Locate all lines in the data below that hold "geografisk" and show them.

Document content entries:
+++++

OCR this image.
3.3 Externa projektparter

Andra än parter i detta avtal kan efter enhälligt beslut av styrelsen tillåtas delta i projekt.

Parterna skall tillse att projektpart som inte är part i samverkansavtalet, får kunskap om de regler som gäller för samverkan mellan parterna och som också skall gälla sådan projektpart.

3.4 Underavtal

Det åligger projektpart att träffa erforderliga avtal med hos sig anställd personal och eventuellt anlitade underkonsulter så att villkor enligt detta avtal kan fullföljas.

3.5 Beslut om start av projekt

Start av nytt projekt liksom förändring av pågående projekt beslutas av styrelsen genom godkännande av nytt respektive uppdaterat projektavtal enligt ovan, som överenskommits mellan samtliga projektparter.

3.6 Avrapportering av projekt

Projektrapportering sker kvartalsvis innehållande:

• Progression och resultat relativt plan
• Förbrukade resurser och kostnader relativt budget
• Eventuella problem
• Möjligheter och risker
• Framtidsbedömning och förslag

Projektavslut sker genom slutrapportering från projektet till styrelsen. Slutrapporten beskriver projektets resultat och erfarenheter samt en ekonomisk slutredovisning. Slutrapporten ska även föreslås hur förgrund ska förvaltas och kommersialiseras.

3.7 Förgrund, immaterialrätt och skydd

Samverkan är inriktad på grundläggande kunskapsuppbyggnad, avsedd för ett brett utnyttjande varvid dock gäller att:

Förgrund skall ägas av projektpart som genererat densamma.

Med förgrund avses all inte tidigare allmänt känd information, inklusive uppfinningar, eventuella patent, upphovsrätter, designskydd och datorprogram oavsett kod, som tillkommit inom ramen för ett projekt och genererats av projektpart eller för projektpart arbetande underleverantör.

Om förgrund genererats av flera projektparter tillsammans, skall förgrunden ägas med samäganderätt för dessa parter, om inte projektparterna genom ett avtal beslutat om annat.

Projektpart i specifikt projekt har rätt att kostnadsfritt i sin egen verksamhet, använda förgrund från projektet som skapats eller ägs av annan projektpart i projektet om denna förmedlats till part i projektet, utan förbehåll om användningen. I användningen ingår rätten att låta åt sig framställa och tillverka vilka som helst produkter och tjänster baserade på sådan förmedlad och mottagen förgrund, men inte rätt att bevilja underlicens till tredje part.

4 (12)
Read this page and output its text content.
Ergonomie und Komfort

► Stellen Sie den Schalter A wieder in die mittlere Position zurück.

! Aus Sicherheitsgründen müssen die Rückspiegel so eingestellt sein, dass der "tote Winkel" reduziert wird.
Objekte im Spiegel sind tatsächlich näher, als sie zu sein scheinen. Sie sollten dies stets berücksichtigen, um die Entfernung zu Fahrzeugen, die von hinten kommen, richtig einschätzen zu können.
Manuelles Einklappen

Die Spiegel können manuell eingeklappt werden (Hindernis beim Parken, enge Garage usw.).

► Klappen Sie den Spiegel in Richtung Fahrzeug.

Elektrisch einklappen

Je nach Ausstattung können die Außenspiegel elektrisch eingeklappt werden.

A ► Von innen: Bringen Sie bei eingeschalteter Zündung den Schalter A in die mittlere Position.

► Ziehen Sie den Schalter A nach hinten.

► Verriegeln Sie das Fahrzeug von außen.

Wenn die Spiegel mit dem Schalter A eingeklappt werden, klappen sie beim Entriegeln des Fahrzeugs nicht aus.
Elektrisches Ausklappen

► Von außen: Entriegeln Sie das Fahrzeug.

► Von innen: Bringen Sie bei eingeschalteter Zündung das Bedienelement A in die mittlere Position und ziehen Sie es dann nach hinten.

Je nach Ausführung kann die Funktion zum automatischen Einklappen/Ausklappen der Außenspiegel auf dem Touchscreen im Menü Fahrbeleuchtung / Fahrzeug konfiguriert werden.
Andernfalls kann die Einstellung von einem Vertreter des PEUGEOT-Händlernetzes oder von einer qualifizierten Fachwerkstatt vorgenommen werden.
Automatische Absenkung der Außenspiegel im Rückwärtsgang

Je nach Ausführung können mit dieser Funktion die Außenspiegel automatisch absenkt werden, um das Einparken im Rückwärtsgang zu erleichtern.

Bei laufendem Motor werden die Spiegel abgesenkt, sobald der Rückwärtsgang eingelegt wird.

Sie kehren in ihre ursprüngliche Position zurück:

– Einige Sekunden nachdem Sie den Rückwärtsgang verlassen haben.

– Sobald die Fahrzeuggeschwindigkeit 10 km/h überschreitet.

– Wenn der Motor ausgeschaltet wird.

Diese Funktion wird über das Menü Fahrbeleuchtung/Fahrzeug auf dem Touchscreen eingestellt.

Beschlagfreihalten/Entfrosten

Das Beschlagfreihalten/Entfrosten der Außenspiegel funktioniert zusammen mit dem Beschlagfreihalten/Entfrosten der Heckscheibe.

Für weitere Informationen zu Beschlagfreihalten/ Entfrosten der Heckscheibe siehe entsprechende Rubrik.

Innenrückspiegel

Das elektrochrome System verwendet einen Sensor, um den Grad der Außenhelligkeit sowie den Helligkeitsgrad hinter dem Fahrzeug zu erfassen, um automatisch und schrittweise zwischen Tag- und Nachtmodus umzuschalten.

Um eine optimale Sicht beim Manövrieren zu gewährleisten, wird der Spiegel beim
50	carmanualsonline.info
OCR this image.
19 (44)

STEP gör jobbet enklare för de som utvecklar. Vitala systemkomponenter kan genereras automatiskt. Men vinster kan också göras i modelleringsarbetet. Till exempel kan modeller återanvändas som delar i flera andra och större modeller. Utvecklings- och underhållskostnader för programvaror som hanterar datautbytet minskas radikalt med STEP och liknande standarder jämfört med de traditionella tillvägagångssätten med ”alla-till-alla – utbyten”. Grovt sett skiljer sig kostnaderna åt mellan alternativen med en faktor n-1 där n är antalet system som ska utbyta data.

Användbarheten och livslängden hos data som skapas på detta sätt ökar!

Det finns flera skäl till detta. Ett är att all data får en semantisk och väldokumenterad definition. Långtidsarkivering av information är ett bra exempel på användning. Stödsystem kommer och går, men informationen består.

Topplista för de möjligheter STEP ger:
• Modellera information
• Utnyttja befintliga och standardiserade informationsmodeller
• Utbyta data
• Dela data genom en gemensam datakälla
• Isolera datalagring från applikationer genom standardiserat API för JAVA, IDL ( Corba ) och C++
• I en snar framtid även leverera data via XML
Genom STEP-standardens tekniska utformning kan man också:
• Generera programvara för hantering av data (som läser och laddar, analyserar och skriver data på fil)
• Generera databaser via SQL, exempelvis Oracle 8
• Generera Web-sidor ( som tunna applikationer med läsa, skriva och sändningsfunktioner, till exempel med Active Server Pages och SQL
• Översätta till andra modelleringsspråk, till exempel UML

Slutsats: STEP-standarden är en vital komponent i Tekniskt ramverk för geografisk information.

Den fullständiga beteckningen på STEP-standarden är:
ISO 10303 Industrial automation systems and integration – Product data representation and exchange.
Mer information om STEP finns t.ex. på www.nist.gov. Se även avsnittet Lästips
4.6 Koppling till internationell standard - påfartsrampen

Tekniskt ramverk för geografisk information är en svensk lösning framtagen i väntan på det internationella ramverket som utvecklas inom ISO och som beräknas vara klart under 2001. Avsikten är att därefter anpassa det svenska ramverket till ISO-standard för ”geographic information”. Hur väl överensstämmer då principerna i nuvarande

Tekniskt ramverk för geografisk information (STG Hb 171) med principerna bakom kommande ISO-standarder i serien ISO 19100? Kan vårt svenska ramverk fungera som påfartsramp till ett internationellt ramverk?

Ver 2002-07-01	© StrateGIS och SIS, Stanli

+++++

### Answer
Slutsats: STEP-standarden är en vital komponent i Tekniskt ramverk för geografisk information.
Tekniskt ramverk för geografisk information är en svensk lösning framtagen i väntan på det internationella ramverket som utvecklas inom ISO och som beräknas vara klart under 2001. Avsikten är att därefter anpassa det svenska ramverket till ISO-standard för ”geographic information”. Hur väl överensstämmer då principerna i nuvarande
Tekniskt ramverk för geografisk information (STG Hb 171) med principerna bakom kommande ISO-standarder i serien ISO 19100? Kan vårt svenska ramverk fungera som påfartsramp till ett internationellt ramverk?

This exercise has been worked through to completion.